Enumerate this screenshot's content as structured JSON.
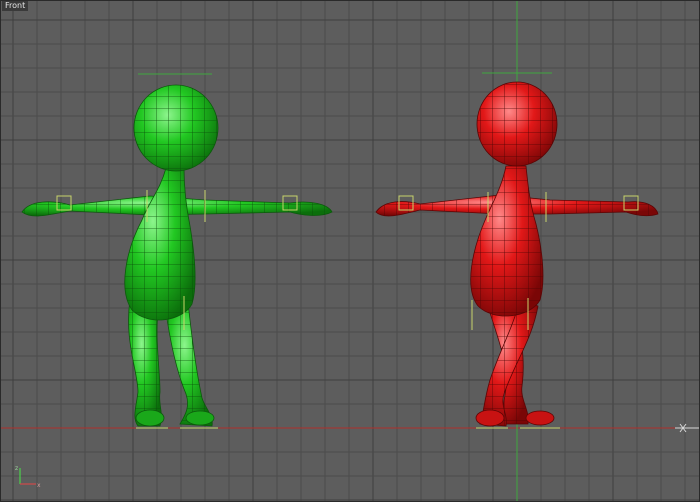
{
  "viewport": {
    "label": "Front",
    "background": "#5d5d5d",
    "grid_color": "#4b4b4b",
    "grid_major_color": "#3f3f3f",
    "ground_line_color": "#b0302a",
    "vertical_axis_color": "#3fa83f"
  },
  "models": [
    {
      "name": "green-character",
      "fill": "#1fc41f",
      "wire": "#0c5a0c",
      "highlight": "#7cf07c"
    },
    {
      "name": "red-character",
      "fill": "#e01414",
      "wire": "#5c0505",
      "highlight": "#ff7a7a"
    }
  ],
  "axis_tripod": {
    "x_label": "x",
    "y_label": "z",
    "x_color": "#d04a4a",
    "y_color": "#4ad04a"
  }
}
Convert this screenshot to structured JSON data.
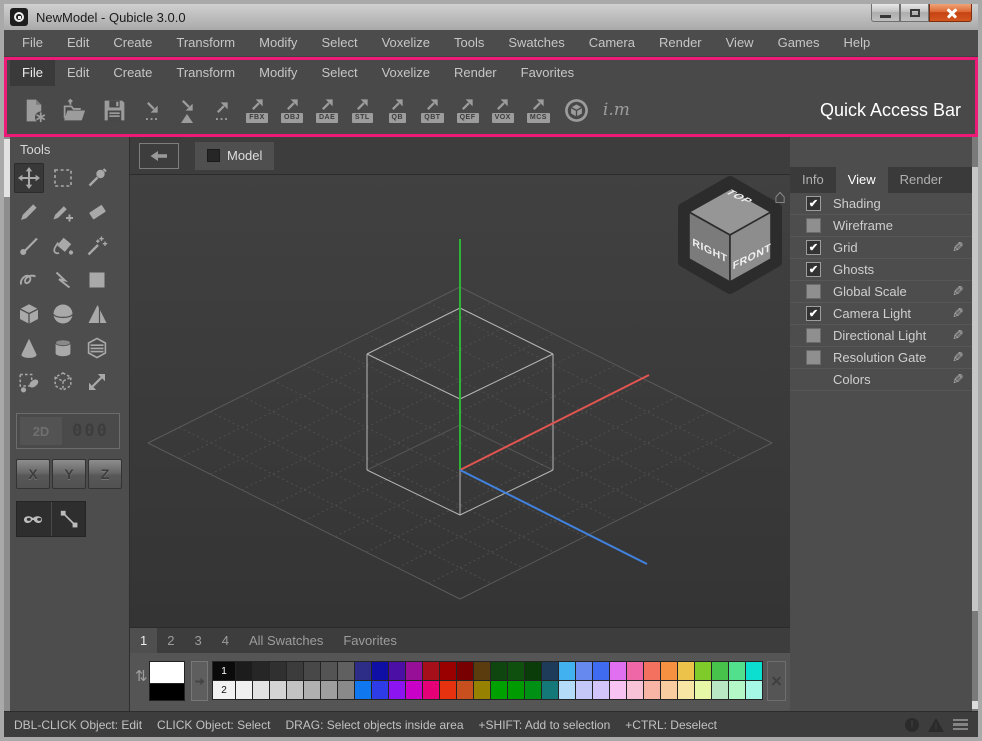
{
  "window": {
    "title": "NewModel - Qubicle 3.0.0"
  },
  "colors": {
    "accent_highlight": "#ed1a78",
    "axis_x_red": "#e05550",
    "axis_y_green": "#2eb438",
    "axis_z_blue": "#4082dd",
    "wireframe": "#cccccc"
  },
  "menubar": {
    "items": [
      "File",
      "Edit",
      "Create",
      "Transform",
      "Modify",
      "Select",
      "Voxelize",
      "Tools",
      "Swatches",
      "Camera",
      "Render",
      "View",
      "Games",
      "Help"
    ]
  },
  "quick_access_bar": {
    "annotation": "Quick Access Bar",
    "menu": {
      "items": [
        "File",
        "Edit",
        "Create",
        "Transform",
        "Modify",
        "Select",
        "Voxelize",
        "Render",
        "Favorites"
      ],
      "active": "File"
    },
    "buttons": [
      {
        "name": "new-model-button",
        "icon": "new-file"
      },
      {
        "name": "open-button",
        "icon": "open-folder"
      },
      {
        "name": "save-button",
        "icon": "save-floppy"
      },
      {
        "name": "import-button",
        "icon": "import-arrow",
        "sub": "..."
      },
      {
        "name": "import-mesh-button",
        "icon": "import-mesh"
      },
      {
        "name": "export-button",
        "icon": "export-arrow",
        "sub": "..."
      },
      {
        "name": "export-fbx-button",
        "icon": "export-arrow",
        "sub": "FBX"
      },
      {
        "name": "export-obj-button",
        "icon": "export-arrow",
        "sub": "OBJ"
      },
      {
        "name": "export-dae-button",
        "icon": "export-arrow",
        "sub": "DAE"
      },
      {
        "name": "export-stl-button",
        "icon": "export-arrow",
        "sub": "STL"
      },
      {
        "name": "export-qb-button",
        "icon": "export-arrow",
        "sub": "QB"
      },
      {
        "name": "export-qbt-button",
        "icon": "export-arrow",
        "sub": "QBT"
      },
      {
        "name": "export-qef-button",
        "icon": "export-arrow",
        "sub": "QEF"
      },
      {
        "name": "export-vox-button",
        "icon": "export-arrow",
        "sub": "VOX"
      },
      {
        "name": "export-mcs-button",
        "icon": "export-arrow",
        "sub": "MCS"
      },
      {
        "name": "sketchfab-button",
        "icon": "sketchfab"
      },
      {
        "name": "imaterialise-button",
        "icon": "im-logo",
        "sub": "i.m"
      }
    ]
  },
  "tools_panel": {
    "title": "Tools",
    "active_tool": "move-tool",
    "tools": [
      {
        "name": "move-tool",
        "icon": "move"
      },
      {
        "name": "rect-select-tool",
        "icon": "rect-select"
      },
      {
        "name": "color-picker-tool",
        "icon": "color-picker"
      },
      {
        "name": "pencil-tool",
        "icon": "pencil"
      },
      {
        "name": "pencil-add-tool",
        "icon": "pencil-add"
      },
      {
        "name": "eraser-tool",
        "icon": "eraser"
      },
      {
        "name": "brush-tool",
        "icon": "brush"
      },
      {
        "name": "paint-bucket-tool",
        "icon": "paint-bucket"
      },
      {
        "name": "magic-wand-tool",
        "icon": "magic-wand"
      },
      {
        "name": "freehand-tool",
        "icon": "freehand"
      },
      {
        "name": "polyline-tool",
        "icon": "polyline"
      },
      {
        "name": "rectangle-tool",
        "icon": "rectangle"
      },
      {
        "name": "box-tool",
        "icon": "box"
      },
      {
        "name": "sphere-tool",
        "icon": "sphere"
      },
      {
        "name": "pyramid-tool",
        "icon": "pyramid"
      },
      {
        "name": "cone-tool",
        "icon": "cone"
      },
      {
        "name": "cylinder-tool",
        "icon": "cylinder"
      },
      {
        "name": "extrude-tool",
        "icon": "extrude"
      },
      {
        "name": "select-brush-tool",
        "icon": "select-brush"
      },
      {
        "name": "select-box-tool",
        "icon": "select-box"
      },
      {
        "name": "scale-tool",
        "icon": "scale"
      }
    ],
    "display_2d_label": "2D",
    "counter_value": "000",
    "axis_buttons": [
      "X",
      "Y",
      "Z"
    ],
    "extra_tools": [
      {
        "name": "mask-tool",
        "icon": "mask"
      },
      {
        "name": "line-tool",
        "icon": "line"
      }
    ]
  },
  "viewport": {
    "tab_label": "Model",
    "orientation_cube": {
      "top_label": "TOP",
      "left_label": "RIGHT",
      "right_label": "FRONT"
    }
  },
  "right_panel": {
    "tabs": [
      "Info",
      "View",
      "Render"
    ],
    "active_tab": "View",
    "rows": [
      {
        "label": "Shading",
        "checkbox": true,
        "checked": true,
        "editable": false
      },
      {
        "label": "Wireframe",
        "checkbox": true,
        "checked": false,
        "editable": false
      },
      {
        "label": "Grid",
        "checkbox": true,
        "checked": true,
        "editable": true
      },
      {
        "label": "Ghosts",
        "checkbox": true,
        "checked": true,
        "editable": false
      },
      {
        "label": "Global Scale",
        "checkbox": true,
        "checked": false,
        "editable": true
      },
      {
        "label": "Camera Light",
        "checkbox": true,
        "checked": true,
        "editable": true
      },
      {
        "label": "Directional Light",
        "checkbox": true,
        "checked": false,
        "editable": true
      },
      {
        "label": "Resolution Gate",
        "checkbox": true,
        "checked": false,
        "editable": true
      },
      {
        "label": "Colors",
        "checkbox": false,
        "checked": false,
        "editable": true
      }
    ]
  },
  "swatches_panel": {
    "tabs": [
      "1",
      "2",
      "3",
      "4",
      "All Swatches",
      "Favorites"
    ],
    "active_tab": "1",
    "foreground_color": "#ffffff",
    "background_color": "#000000",
    "row1_label": "1",
    "row2_label": "2",
    "row1_colors": [
      "#1c1c1c",
      "#262626",
      "#303030",
      "#3c3c3c",
      "#484848",
      "#545454",
      "#606060",
      "#2d2d87",
      "#0f0fa5",
      "#4b0fa5",
      "#960f96",
      "#a50f19",
      "#9b0000",
      "#780000",
      "#5a3c0f",
      "#0f460f",
      "#0f500f",
      "#0a3c0a",
      "#1e3c5a",
      "#41b1f0",
      "#6689f0",
      "#3f6bf0",
      "#e070f0",
      "#f067a8",
      "#f4705f",
      "#f79142",
      "#ecc24a",
      "#7ecb29",
      "#47c24a",
      "#52e08c",
      "#0cdfcf"
    ],
    "row2_colors": [
      "#f0f0f0",
      "#e2e2e2",
      "#d4d4d4",
      "#c2c2c2",
      "#b0b0b0",
      "#9e9e9e",
      "#8a8a8a",
      "#0f78f0",
      "#2d3ce6",
      "#8c14f0",
      "#c800c8",
      "#e60078",
      "#e6320f",
      "#c8501e",
      "#968200",
      "#00a000",
      "#009b00",
      "#009114",
      "#147878",
      "#b4dcf8",
      "#c3c8f8",
      "#d2c3f8",
      "#f8c3f3",
      "#f8c3d7",
      "#f8b4a5",
      "#f8cda0",
      "#f8e6a5",
      "#e6f8a5",
      "#b9e6c3",
      "#b4f8c8",
      "#a5f8e6"
    ]
  },
  "status_bar": {
    "segments": [
      "DBL-CLICK Object: Edit",
      "CLICK Object: Select",
      "DRAG: Select objects inside area",
      "+SHIFT: Add to selection",
      "+CTRL: Deselect"
    ]
  }
}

*WHAT THE EXERCISE ASKS*
In the entries above, find each line with the string "character" and copy it.

*OUTPUT FOR THIS TASK*
      "name": "green-character",
      "name": "red-character",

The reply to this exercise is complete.